[Collected data]
--- Begin ---
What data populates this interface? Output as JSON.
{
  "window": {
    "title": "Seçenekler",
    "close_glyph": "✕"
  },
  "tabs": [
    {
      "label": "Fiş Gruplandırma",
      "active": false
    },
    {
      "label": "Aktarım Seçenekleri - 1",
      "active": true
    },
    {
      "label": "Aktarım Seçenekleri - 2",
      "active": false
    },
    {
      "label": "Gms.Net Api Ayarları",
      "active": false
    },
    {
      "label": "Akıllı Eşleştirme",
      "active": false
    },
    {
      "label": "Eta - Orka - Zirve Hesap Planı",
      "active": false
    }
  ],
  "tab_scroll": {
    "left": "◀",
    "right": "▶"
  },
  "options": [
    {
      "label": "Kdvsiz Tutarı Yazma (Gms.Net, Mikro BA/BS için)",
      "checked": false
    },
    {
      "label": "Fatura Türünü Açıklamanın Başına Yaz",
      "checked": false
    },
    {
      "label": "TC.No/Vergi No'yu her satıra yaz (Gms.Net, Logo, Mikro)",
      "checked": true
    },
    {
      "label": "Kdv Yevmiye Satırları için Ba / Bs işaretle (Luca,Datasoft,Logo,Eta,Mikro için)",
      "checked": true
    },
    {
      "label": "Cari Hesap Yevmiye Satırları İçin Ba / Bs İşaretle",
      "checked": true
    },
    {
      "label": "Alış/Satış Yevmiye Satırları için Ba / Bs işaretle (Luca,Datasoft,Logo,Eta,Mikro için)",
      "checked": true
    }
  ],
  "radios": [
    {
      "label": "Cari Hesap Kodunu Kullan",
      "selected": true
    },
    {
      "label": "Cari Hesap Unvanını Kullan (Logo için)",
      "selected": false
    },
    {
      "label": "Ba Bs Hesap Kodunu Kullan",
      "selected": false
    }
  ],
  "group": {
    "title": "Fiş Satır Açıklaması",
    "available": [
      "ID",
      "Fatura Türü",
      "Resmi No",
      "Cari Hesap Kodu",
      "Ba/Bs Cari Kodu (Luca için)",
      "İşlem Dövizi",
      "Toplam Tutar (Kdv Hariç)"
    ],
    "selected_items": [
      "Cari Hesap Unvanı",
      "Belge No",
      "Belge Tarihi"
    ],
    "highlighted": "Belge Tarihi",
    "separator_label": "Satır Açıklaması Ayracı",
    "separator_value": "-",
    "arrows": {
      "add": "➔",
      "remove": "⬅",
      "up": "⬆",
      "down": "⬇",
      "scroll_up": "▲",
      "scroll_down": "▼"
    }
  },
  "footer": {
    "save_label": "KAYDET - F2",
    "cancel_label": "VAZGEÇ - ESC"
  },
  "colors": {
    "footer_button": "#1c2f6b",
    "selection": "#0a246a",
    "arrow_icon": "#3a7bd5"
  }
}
--- End ---
Copy all lines of the listing above that contain the string "Datasoft".

      "label": "Kdv Yevmiye Satırları için Ba / Bs işaretle (Luca,Datasoft,Logo,Eta,Mikro için)",
      "label": "Alış/Satış Yevmiye Satırları için Ba / Bs işaretle (Luca,Datasoft,Logo,Eta,Mikro için)",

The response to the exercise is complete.